Work to complete
Read the lines that follow and pick out every one containing the word "volunteers".

Start of Data shown

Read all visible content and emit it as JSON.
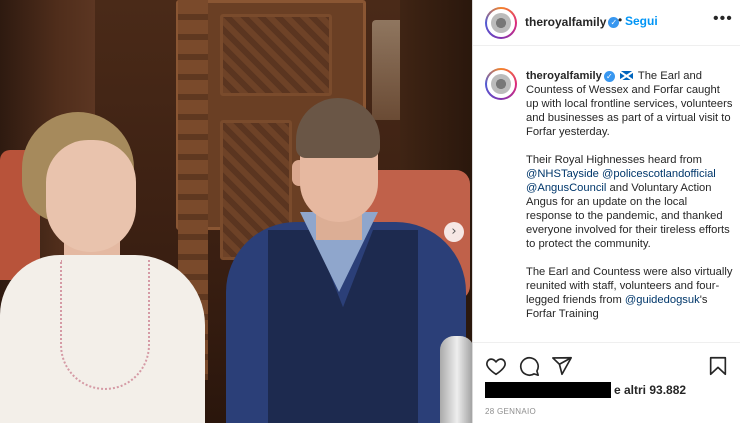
{
  "post": {
    "username": "theroyalfamily",
    "dot": "•",
    "follow_label": "Segui",
    "more_icon": "more-horizontal-icon",
    "next_icon": "chevron-right-icon"
  },
  "caption": {
    "username": "theroyalfamily",
    "flag": "scotland-flag",
    "paragraph1": "The Earl and Countess of Wessex and Forfar caught up with local frontline services, volunteers and businesses as part of a virtual visit to Forfar yesterday.",
    "p2_intro": "Their Royal Highnesses heard from",
    "mention_nhs": "@NHSTayside",
    "mention_police": "@policescotlandofficial",
    "mention_angus": "@AngusCouncil",
    "p2_rest": "and Voluntary Action Angus for an update on the local response to the pandemic, and thanked everyone involved for their tireless efforts to protect the community.",
    "paragraph3": "The Earl and Countess were also virtually reunited with staff, volunteers and four-legged friends from",
    "mention_guidedogs": "@guidedogsuk",
    "p3_rest": "'s Forfar Training"
  },
  "actions": {
    "icons": [
      "heart-icon",
      "comment-icon",
      "share-icon",
      "bookmark-icon"
    ],
    "likes_text": "e altri 93.882",
    "date": "28 GENNAIO"
  },
  "colors": {
    "accent": "#0095f6",
    "verified": "#3897f0",
    "mention": "#00376b",
    "text": "#262626",
    "muted": "#8e8e8e"
  }
}
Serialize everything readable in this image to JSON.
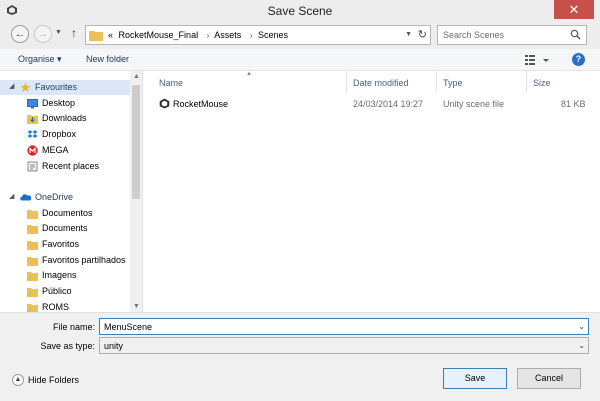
{
  "window": {
    "title": "Save Scene",
    "close_glyph": "✕",
    "app_icon": "unity-icon"
  },
  "nav": {
    "back_glyph": "←",
    "forward_glyph": "→",
    "up_glyph": "↑",
    "breadcrumbs": [
      "RocketMouse_Final",
      "Assets",
      "Scenes"
    ],
    "overflow_glyph": "«",
    "separator_glyph": "›",
    "refresh_glyph": "↻"
  },
  "search": {
    "placeholder": "Search Scenes"
  },
  "toolbar": {
    "organise_label": "Organise ▾",
    "new_folder_label": "New folder",
    "help_glyph": "?"
  },
  "sidebar": {
    "favourites": {
      "label": "Favourites",
      "items": [
        "Desktop",
        "Downloads",
        "Dropbox",
        "MEGA",
        "Recent places"
      ]
    },
    "onedrive": {
      "label": "OneDrive",
      "items": [
        "Documentos",
        "Documents",
        "Favoritos",
        "Favoritos partilhados",
        "Imagens",
        "Público",
        "ROMS"
      ]
    }
  },
  "columns": {
    "name": "Name",
    "date": "Date modified",
    "type": "Type",
    "size": "Size"
  },
  "files": [
    {
      "name": "RocketMouse",
      "date": "24/03/2014 19:27",
      "type": "Unity scene file",
      "size": "81 KB"
    }
  ],
  "form": {
    "file_name_label": "File name:",
    "file_name_value": "MenuScene",
    "save_type_label": "Save as type:",
    "save_type_value": "unity",
    "hide_folders_label": "Hide Folders",
    "save_label": "Save",
    "cancel_label": "Cancel"
  },
  "colors": {
    "accent": "#3c7fb1",
    "close": "#c7504b",
    "folder": "#e8c15b",
    "link": "#1e395b"
  }
}
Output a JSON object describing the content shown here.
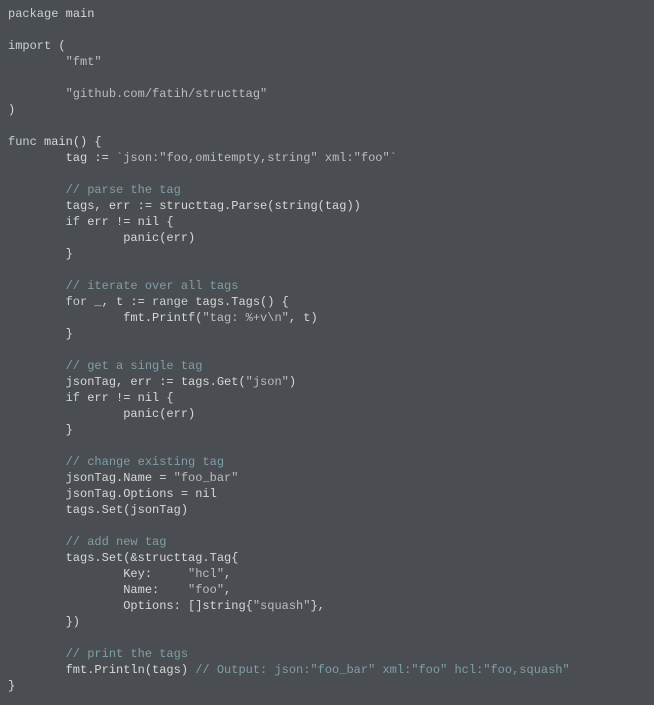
{
  "lines": [
    [
      {
        "cls": "kw",
        "t": "package"
      },
      {
        "cls": "id",
        "t": " main"
      }
    ],
    [
      {
        "cls": "id",
        "t": ""
      }
    ],
    [
      {
        "cls": "kw",
        "t": "import"
      },
      {
        "cls": "id",
        "t": " ("
      }
    ],
    [
      {
        "cls": "id",
        "t": "        "
      },
      {
        "cls": "str",
        "t": "\"fmt\""
      }
    ],
    [
      {
        "cls": "id",
        "t": ""
      }
    ],
    [
      {
        "cls": "id",
        "t": "        "
      },
      {
        "cls": "str",
        "t": "\"github.com/fatih/structtag\""
      }
    ],
    [
      {
        "cls": "id",
        "t": ")"
      }
    ],
    [
      {
        "cls": "id",
        "t": ""
      }
    ],
    [
      {
        "cls": "kw",
        "t": "func"
      },
      {
        "cls": "id",
        "t": " main() {"
      }
    ],
    [
      {
        "cls": "id",
        "t": "        tag := "
      },
      {
        "cls": "str",
        "t": "`json:\"foo,omitempty,string\" xml:\"foo\"`"
      }
    ],
    [
      {
        "cls": "id",
        "t": ""
      }
    ],
    [
      {
        "cls": "id",
        "t": "        "
      },
      {
        "cls": "cm",
        "t": "// parse the tag"
      }
    ],
    [
      {
        "cls": "id",
        "t": "        tags, err := structtag.Parse(string(tag))"
      }
    ],
    [
      {
        "cls": "id",
        "t": "        "
      },
      {
        "cls": "kw",
        "t": "if"
      },
      {
        "cls": "id",
        "t": " err != nil {"
      }
    ],
    [
      {
        "cls": "id",
        "t": "                panic(err)"
      }
    ],
    [
      {
        "cls": "id",
        "t": "        }"
      }
    ],
    [
      {
        "cls": "id",
        "t": ""
      }
    ],
    [
      {
        "cls": "id",
        "t": "        "
      },
      {
        "cls": "cm",
        "t": "// iterate over all tags"
      }
    ],
    [
      {
        "cls": "id",
        "t": "        "
      },
      {
        "cls": "kw",
        "t": "for"
      },
      {
        "cls": "id",
        "t": " _, t := "
      },
      {
        "cls": "kw",
        "t": "range"
      },
      {
        "cls": "id",
        "t": " tags.Tags() {"
      }
    ],
    [
      {
        "cls": "id",
        "t": "                fmt.Printf("
      },
      {
        "cls": "str",
        "t": "\"tag: %+v\\n\""
      },
      {
        "cls": "id",
        "t": ", t)"
      }
    ],
    [
      {
        "cls": "id",
        "t": "        }"
      }
    ],
    [
      {
        "cls": "id",
        "t": ""
      }
    ],
    [
      {
        "cls": "id",
        "t": "        "
      },
      {
        "cls": "cm",
        "t": "// get a single tag"
      }
    ],
    [
      {
        "cls": "id",
        "t": "        jsonTag, err := tags.Get("
      },
      {
        "cls": "str",
        "t": "\"json\""
      },
      {
        "cls": "id",
        "t": ")"
      }
    ],
    [
      {
        "cls": "id",
        "t": "        "
      },
      {
        "cls": "kw",
        "t": "if"
      },
      {
        "cls": "id",
        "t": " err != nil {"
      }
    ],
    [
      {
        "cls": "id",
        "t": "                panic(err)"
      }
    ],
    [
      {
        "cls": "id",
        "t": "        }"
      }
    ],
    [
      {
        "cls": "id",
        "t": ""
      }
    ],
    [
      {
        "cls": "id",
        "t": "        "
      },
      {
        "cls": "cm",
        "t": "// change existing tag"
      }
    ],
    [
      {
        "cls": "id",
        "t": "        jsonTag.Name = "
      },
      {
        "cls": "str",
        "t": "\"foo_bar\""
      }
    ],
    [
      {
        "cls": "id",
        "t": "        jsonTag.Options = nil"
      }
    ],
    [
      {
        "cls": "id",
        "t": "        tags.Set(jsonTag)"
      }
    ],
    [
      {
        "cls": "id",
        "t": ""
      }
    ],
    [
      {
        "cls": "id",
        "t": "        "
      },
      {
        "cls": "cm",
        "t": "// add new tag"
      }
    ],
    [
      {
        "cls": "id",
        "t": "        tags.Set(&structtag.Tag{"
      }
    ],
    [
      {
        "cls": "id",
        "t": "                Key:     "
      },
      {
        "cls": "str",
        "t": "\"hcl\""
      },
      {
        "cls": "id",
        "t": ","
      }
    ],
    [
      {
        "cls": "id",
        "t": "                Name:    "
      },
      {
        "cls": "str",
        "t": "\"foo\""
      },
      {
        "cls": "id",
        "t": ","
      }
    ],
    [
      {
        "cls": "id",
        "t": "                Options: []string{"
      },
      {
        "cls": "str",
        "t": "\"squash\""
      },
      {
        "cls": "id",
        "t": "},"
      }
    ],
    [
      {
        "cls": "id",
        "t": "        })"
      }
    ],
    [
      {
        "cls": "id",
        "t": ""
      }
    ],
    [
      {
        "cls": "id",
        "t": "        "
      },
      {
        "cls": "cm",
        "t": "// print the tags"
      }
    ],
    [
      {
        "cls": "id",
        "t": "        fmt.Println(tags) "
      },
      {
        "cls": "cm",
        "t": "// Output: json:\"foo_bar\" xml:\"foo\" hcl:\"foo,squash\""
      }
    ],
    [
      {
        "cls": "id",
        "t": "}"
      }
    ]
  ]
}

End of Data shown

Correct result
    "paragraph1": "The Earl and Countess of Wessex and Forfar caught up with local frontline services, volunteers and businesses as part of a virtual visit to Forfar yesterday.",
    "paragraph3": "The Earl and Countess were also virtually reunited with staff, volunteers and four-legged friends from",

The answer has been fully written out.